:: DATA PROVIDED
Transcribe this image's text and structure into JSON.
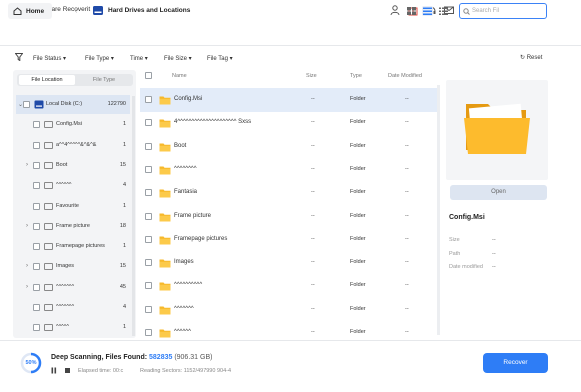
{
  "app": {
    "title": "Wondershare Recoverit"
  },
  "nav": {
    "home_label": "Home",
    "location_title": "Hard Drives and Locations",
    "search_placeholder": "Search Fil"
  },
  "filters": {
    "items": [
      "File Status",
      "File Type",
      "Time",
      "File Size",
      "File Tag"
    ],
    "reset_label": "Reset"
  },
  "left_tabs": {
    "file_location": "File Location",
    "file_type": "File Type"
  },
  "tree": [
    {
      "label": "Local Disk (C:)",
      "count": "122790",
      "level": 0,
      "expand": "",
      "icon": "drive"
    },
    {
      "label": "Config.Msi",
      "count": "1",
      "level": 1,
      "expand": "",
      "icon": "folder"
    },
    {
      "label": "a^^4^^^^^&^&^&",
      "count": "1",
      "level": 1,
      "expand": "",
      "icon": "folder"
    },
    {
      "label": "Boot",
      "count": "15",
      "level": 1,
      "expand": ">",
      "icon": "folder"
    },
    {
      "label": "^^^^^^",
      "count": "4",
      "level": 1,
      "expand": "",
      "icon": "folder"
    },
    {
      "label": "Favourite",
      "count": "1",
      "level": 1,
      "expand": "",
      "icon": "folder"
    },
    {
      "label": "Frame picture",
      "count": "18",
      "level": 1,
      "expand": ">",
      "icon": "folder"
    },
    {
      "label": "Framepage pictures",
      "count": "1",
      "level": 1,
      "expand": "",
      "icon": "folder"
    },
    {
      "label": "Images",
      "count": "15",
      "level": 1,
      "expand": ">",
      "icon": "folder"
    },
    {
      "label": "^^^^^^^",
      "count": "45",
      "level": 1,
      "expand": ">",
      "icon": "folder"
    },
    {
      "label": "^^^^^^^",
      "count": "4",
      "level": 1,
      "expand": "",
      "icon": "folder"
    },
    {
      "label": "^^^^^",
      "count": "1",
      "level": 1,
      "expand": "",
      "icon": "folder"
    }
  ],
  "columns": {
    "name": "Name",
    "size": "Size",
    "type": "Type",
    "date": "Date Modified"
  },
  "files": [
    {
      "name": "Config.Msi",
      "size": "--",
      "type": "Folder",
      "date": "--"
    },
    {
      "name": "4^^^^^^^^^^^^^^^^^^^^^ Sxss",
      "size": "--",
      "type": "Folder",
      "date": "--"
    },
    {
      "name": "Boot",
      "size": "--",
      "type": "Folder",
      "date": "--"
    },
    {
      "name": "^^^^^^^^",
      "size": "--",
      "type": "Folder",
      "date": "--"
    },
    {
      "name": "Fantasia",
      "size": "--",
      "type": "Folder",
      "date": "--"
    },
    {
      "name": "Frame picture",
      "size": "--",
      "type": "Folder",
      "date": "--"
    },
    {
      "name": "Framepage pictures",
      "size": "--",
      "type": "Folder",
      "date": "--"
    },
    {
      "name": "Images",
      "size": "--",
      "type": "Folder",
      "date": "--"
    },
    {
      "name": "^^^^^^^^^^",
      "size": "--",
      "type": "Folder",
      "date": "--"
    },
    {
      "name": "^^^^^^^",
      "size": "--",
      "type": "Folder",
      "date": "--"
    },
    {
      "name": "^^^^^^",
      "size": "--",
      "type": "Folder",
      "date": "--"
    }
  ],
  "preview": {
    "button_label": "Open",
    "title": "Config.Msi",
    "fields": [
      {
        "label": "Size",
        "value": "--"
      },
      {
        "label": "Path",
        "value": "--"
      },
      {
        "label": "Date modified",
        "value": "--"
      }
    ]
  },
  "scan": {
    "progress": "50%",
    "title_prefix": "Deep Scanning, Files Found: ",
    "files_found": "582835",
    "size": " (906.31 GB)",
    "elapsed": "Elapsed time: 00:c",
    "reading": "Reading Sectors: 1152/497990 904-4",
    "recover_label": "Recover"
  },
  "colors": {
    "accent": "#2e7df6",
    "folder": "#f7b92b"
  }
}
::::
### WHAT YOU SHOULD DO
Output a faithful copy of the data, with each picture left out.

### ANSWER TO THE EXERCISE
Transcribe this image's text and structure into JSON.
{
  "app": {
    "title": "Wondershare Recoverit"
  },
  "nav": {
    "home_label": "Home",
    "location_title": "Hard Drives and Locations",
    "search_placeholder": "Search Fil"
  },
  "filters": {
    "items": [
      "File Status",
      "File Type",
      "Time",
      "File Size",
      "File Tag"
    ],
    "reset_label": "Reset"
  },
  "left_tabs": {
    "file_location": "File Location",
    "file_type": "File Type"
  },
  "tree": [
    {
      "label": "Local Disk (C:)",
      "count": "122790",
      "level": 0,
      "expand": "",
      "icon": "drive"
    },
    {
      "label": "Config.Msi",
      "count": "1",
      "level": 1,
      "expand": "",
      "icon": "folder"
    },
    {
      "label": "a^^4^^^^^&^&^&",
      "count": "1",
      "level": 1,
      "expand": "",
      "icon": "folder"
    },
    {
      "label": "Boot",
      "count": "15",
      "level": 1,
      "expand": ">",
      "icon": "folder"
    },
    {
      "label": "^^^^^^",
      "count": "4",
      "level": 1,
      "expand": "",
      "icon": "folder"
    },
    {
      "label": "Favourite",
      "count": "1",
      "level": 1,
      "expand": "",
      "icon": "folder"
    },
    {
      "label": "Frame picture",
      "count": "18",
      "level": 1,
      "expand": ">",
      "icon": "folder"
    },
    {
      "label": "Framepage pictures",
      "count": "1",
      "level": 1,
      "expand": "",
      "icon": "folder"
    },
    {
      "label": "Images",
      "count": "15",
      "level": 1,
      "expand": ">",
      "icon": "folder"
    },
    {
      "label": "^^^^^^^",
      "count": "45",
      "level": 1,
      "expand": ">",
      "icon": "folder"
    },
    {
      "label": "^^^^^^^",
      "count": "4",
      "level": 1,
      "expand": "",
      "icon": "folder"
    },
    {
      "label": "^^^^^",
      "count": "1",
      "level": 1,
      "expand": "",
      "icon": "folder"
    }
  ],
  "columns": {
    "name": "Name",
    "size": "Size",
    "type": "Type",
    "date": "Date Modified"
  },
  "files": [
    {
      "name": "Config.Msi",
      "size": "--",
      "type": "Folder",
      "date": "--"
    },
    {
      "name": "4^^^^^^^^^^^^^^^^^^^^^ Sxss",
      "size": "--",
      "type": "Folder",
      "date": "--"
    },
    {
      "name": "Boot",
      "size": "--",
      "type": "Folder",
      "date": "--"
    },
    {
      "name": "^^^^^^^^",
      "size": "--",
      "type": "Folder",
      "date": "--"
    },
    {
      "name": "Fantasia",
      "size": "--",
      "type": "Folder",
      "date": "--"
    },
    {
      "name": "Frame picture",
      "size": "--",
      "type": "Folder",
      "date": "--"
    },
    {
      "name": "Framepage pictures",
      "size": "--",
      "type": "Folder",
      "date": "--"
    },
    {
      "name": "Images",
      "size": "--",
      "type": "Folder",
      "date": "--"
    },
    {
      "name": "^^^^^^^^^^",
      "size": "--",
      "type": "Folder",
      "date": "--"
    },
    {
      "name": "^^^^^^^",
      "size": "--",
      "type": "Folder",
      "date": "--"
    },
    {
      "name": "^^^^^^",
      "size": "--",
      "type": "Folder",
      "date": "--"
    }
  ],
  "preview": {
    "button_label": "Open",
    "title": "Config.Msi",
    "fields": [
      {
        "label": "Size",
        "value": "--"
      },
      {
        "label": "Path",
        "value": "--"
      },
      {
        "label": "Date modified",
        "value": "--"
      }
    ]
  },
  "scan": {
    "progress": "50%",
    "title_prefix": "Deep Scanning, Files Found: ",
    "files_found": "582835",
    "size": " (906.31 GB)",
    "elapsed": "Elapsed time: 00:c",
    "reading": "Reading Sectors: 1152/497990 904-4",
    "recover_label": "Recover"
  },
  "colors": {
    "accent": "#2e7df6",
    "folder": "#f7b92b"
  }
}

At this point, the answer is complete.